──────── THE INPUT
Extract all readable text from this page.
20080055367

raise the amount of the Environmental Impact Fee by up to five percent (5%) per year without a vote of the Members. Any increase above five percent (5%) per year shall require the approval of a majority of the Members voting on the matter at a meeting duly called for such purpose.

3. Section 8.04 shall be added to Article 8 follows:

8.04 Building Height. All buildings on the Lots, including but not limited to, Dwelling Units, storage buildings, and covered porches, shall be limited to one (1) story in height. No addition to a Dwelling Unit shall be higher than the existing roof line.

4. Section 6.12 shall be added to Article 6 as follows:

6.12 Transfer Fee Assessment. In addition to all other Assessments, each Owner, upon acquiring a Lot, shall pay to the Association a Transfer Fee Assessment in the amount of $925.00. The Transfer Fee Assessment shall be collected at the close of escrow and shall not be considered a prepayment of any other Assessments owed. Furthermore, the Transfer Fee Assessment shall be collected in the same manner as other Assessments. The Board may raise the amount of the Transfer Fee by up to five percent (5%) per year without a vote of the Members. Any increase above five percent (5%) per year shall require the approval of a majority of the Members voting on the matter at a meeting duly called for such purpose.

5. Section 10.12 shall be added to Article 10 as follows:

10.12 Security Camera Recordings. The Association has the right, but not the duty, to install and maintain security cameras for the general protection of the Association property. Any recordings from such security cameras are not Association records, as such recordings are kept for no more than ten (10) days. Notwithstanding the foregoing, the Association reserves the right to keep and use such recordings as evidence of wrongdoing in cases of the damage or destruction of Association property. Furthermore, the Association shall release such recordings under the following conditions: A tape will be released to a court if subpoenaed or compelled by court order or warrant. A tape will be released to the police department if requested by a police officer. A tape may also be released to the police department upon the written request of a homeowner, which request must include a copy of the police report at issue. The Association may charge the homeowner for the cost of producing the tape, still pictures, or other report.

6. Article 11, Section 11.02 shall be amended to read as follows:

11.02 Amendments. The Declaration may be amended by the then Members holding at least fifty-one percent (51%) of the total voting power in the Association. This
────────────────
STATED EXERCISE: Repeat every record, keeping each word and mark exactly as it is.

THE REPLY:
Extract all readable text from this page.
20080055367

raise the amount of the Environmental Impact Fee by up to five percent (5%) per year without a vote of the Members. Any increase above five percent (5%) per year shall require the approval of a majority of the Members voting on the matter at a meeting duly called for such purpose.

3. Section 8.04 shall be added to Article 8 follows:

8.04 Building Height. All buildings on the Lots, including but not limited to, Dwelling Units, storage buildings, and covered porches, shall be limited to one (1) story in height. No addition to a Dwelling Unit shall be higher than the existing roof line.

4. Section 6.12 shall be added to Article 6 as follows:

6.12 Transfer Fee Assessment. In addition to all other Assessments, each Owner, upon acquiring a Lot, shall pay to the Association a Transfer Fee Assessment in the amount of $925.00. The Transfer Fee Assessment shall be collected at the close of escrow and shall not be considered a prepayment of any other Assessments owed. Furthermore, the Transfer Fee Assessment shall be collected in the same manner as other Assessments. The Board may raise the amount of the Transfer Fee by up to five percent (5%) per year without a vote of the Members. Any increase above five percent (5%) per year shall require the approval of a majority of the Members voting on the matter at a meeting duly called for such purpose.

5. Section 10.12 shall be added to Article 10 as follows:

10.12 Security Camera Recordings. The Association has the right, but not the duty, to install and maintain security cameras for the general protection of the Association property. Any recordings from such security cameras are not Association records, as such recordings are kept for no more than ten (10) days. Notwithstanding the foregoing, the Association reserves the right to keep and use such recordings as evidence of wrongdoing in cases of the damage or destruction of Association property. Furthermore, the Association shall release such recordings under the following conditions: A tape will be released to a court if subpoenaed or compelled by court order or warrant. A tape will be released to the police department if requested by a police officer. A tape may also be released to the police department upon the written request of a homeowner, which request must include a copy of the police report at issue. The Association may charge the homeowner for the cost of producing the tape, still pictures, or other report.

6. Article 11, Section 11.02 shall be amended to read as follows:

11.02 Amendments. The Declaration may be amended by the then Members holding at least fifty-one percent (51%) of the total voting power in the Association. This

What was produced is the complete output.